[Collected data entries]
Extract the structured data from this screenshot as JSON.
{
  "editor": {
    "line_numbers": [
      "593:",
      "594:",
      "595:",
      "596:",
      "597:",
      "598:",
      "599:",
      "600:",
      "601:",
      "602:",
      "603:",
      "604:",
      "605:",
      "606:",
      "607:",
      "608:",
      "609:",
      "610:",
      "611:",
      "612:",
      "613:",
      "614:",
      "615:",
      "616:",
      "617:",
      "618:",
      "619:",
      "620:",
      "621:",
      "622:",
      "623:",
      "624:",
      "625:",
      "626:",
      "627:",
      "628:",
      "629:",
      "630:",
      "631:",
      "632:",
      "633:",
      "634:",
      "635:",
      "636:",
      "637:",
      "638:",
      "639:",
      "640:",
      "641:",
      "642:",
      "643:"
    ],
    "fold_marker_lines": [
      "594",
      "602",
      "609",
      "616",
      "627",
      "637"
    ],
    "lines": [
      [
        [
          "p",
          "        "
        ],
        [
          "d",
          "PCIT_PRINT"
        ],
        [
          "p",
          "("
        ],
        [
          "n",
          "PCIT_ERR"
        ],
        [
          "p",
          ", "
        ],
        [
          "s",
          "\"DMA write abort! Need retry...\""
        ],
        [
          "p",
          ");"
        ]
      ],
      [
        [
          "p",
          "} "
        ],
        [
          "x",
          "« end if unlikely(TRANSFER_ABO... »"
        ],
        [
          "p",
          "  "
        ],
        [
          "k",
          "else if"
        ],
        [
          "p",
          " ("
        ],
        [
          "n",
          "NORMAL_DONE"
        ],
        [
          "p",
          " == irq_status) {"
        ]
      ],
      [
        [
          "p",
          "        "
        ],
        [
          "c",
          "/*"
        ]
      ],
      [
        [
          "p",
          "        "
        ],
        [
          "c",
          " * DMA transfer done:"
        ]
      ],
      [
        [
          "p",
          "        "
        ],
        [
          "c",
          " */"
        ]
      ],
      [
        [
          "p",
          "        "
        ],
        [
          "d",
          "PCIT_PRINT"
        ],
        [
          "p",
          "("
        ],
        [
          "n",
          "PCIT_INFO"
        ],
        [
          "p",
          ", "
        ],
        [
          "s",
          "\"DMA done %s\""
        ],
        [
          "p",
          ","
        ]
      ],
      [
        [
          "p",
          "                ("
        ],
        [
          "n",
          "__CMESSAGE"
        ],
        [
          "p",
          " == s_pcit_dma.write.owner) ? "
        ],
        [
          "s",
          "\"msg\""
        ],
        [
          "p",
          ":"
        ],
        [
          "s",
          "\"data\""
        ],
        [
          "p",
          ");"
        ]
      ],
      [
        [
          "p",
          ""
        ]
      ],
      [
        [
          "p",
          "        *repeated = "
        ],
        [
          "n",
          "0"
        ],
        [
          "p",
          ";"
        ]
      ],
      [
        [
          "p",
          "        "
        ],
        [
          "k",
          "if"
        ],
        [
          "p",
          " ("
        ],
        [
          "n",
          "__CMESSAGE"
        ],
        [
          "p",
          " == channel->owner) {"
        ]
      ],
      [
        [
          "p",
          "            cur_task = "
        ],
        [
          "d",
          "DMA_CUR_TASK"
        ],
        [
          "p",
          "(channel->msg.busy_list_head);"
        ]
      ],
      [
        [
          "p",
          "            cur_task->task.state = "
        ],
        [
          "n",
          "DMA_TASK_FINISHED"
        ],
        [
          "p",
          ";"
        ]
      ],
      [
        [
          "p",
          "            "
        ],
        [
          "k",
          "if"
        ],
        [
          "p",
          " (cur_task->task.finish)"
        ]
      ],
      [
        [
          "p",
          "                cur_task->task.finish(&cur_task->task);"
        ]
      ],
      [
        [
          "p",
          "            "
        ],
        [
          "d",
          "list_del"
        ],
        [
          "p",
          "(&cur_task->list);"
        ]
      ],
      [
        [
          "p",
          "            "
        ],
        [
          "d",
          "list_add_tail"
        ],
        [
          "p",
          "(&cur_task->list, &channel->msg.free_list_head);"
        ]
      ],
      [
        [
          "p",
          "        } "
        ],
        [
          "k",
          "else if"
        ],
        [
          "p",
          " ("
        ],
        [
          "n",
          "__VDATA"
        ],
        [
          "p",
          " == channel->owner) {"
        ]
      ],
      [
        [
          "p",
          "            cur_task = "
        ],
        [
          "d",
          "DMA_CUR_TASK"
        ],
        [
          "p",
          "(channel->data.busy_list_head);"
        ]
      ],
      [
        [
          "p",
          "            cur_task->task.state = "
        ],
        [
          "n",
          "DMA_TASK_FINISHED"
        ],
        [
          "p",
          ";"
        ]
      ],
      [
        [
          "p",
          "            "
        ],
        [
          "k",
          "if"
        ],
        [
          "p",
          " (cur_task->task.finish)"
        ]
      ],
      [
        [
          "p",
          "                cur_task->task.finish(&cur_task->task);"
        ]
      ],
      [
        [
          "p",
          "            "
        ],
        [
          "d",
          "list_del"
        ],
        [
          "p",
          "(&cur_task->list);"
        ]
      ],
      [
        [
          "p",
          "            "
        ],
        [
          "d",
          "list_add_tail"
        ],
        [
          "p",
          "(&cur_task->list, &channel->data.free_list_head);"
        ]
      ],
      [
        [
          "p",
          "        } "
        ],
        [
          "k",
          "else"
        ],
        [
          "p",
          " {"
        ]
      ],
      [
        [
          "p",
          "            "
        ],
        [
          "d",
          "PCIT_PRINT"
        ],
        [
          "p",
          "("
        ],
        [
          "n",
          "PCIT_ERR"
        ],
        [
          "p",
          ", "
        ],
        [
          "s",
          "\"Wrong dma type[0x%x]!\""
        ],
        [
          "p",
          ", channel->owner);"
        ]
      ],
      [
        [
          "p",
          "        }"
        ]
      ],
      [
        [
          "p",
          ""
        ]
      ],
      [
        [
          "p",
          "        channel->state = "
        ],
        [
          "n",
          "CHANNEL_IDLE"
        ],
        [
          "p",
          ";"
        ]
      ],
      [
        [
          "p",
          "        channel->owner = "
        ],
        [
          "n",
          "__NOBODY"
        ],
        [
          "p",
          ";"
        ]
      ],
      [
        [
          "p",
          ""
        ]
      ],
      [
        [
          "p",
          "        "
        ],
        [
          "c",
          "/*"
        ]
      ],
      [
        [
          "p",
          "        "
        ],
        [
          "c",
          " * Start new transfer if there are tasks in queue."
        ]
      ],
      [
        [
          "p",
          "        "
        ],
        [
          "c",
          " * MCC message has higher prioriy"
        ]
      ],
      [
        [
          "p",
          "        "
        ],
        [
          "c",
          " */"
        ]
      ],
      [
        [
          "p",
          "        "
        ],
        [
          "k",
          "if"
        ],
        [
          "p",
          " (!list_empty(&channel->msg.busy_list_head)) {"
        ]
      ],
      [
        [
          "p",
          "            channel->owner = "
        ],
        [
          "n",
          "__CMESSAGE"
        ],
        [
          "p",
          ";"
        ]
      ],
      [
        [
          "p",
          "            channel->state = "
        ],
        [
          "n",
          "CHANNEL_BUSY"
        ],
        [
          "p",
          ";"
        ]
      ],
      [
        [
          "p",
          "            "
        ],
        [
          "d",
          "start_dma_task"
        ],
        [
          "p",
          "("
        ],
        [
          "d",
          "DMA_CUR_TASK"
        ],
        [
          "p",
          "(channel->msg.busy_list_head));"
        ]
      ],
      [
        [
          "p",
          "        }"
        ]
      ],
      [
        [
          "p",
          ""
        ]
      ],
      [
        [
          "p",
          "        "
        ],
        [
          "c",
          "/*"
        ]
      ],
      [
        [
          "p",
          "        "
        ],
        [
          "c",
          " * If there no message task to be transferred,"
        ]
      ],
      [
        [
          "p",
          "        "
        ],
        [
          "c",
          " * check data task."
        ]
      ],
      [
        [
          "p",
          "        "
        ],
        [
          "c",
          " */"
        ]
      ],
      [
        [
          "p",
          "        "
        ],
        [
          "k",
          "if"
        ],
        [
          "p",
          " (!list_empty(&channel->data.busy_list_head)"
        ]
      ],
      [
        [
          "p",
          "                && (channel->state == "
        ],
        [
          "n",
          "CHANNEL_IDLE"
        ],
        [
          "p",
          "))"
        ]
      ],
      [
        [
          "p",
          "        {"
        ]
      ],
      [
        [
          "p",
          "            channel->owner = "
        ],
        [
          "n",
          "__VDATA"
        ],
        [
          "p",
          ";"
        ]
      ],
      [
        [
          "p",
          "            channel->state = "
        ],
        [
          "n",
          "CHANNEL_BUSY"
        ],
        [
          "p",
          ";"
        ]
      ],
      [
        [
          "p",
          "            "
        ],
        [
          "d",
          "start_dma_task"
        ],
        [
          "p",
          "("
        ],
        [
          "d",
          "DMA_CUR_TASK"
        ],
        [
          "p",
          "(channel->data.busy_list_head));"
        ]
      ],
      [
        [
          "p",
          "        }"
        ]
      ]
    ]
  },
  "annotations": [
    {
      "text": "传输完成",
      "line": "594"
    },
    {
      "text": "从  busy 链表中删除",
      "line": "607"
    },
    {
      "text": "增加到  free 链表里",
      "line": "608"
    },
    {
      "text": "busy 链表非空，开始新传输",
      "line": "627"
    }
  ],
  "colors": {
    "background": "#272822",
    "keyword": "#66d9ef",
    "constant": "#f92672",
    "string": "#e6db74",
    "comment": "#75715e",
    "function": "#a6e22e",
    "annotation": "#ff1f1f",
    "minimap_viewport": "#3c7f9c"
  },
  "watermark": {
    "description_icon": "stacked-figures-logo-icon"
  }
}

Exercise requirements
Using the records above, list each line that includes "text".

Expected answer
      "text": "传输完成",
      "text": "从  busy 链表中删除",
      "text": "增加到  free 链表里",
      "text": "busy 链表非空，开始新传输",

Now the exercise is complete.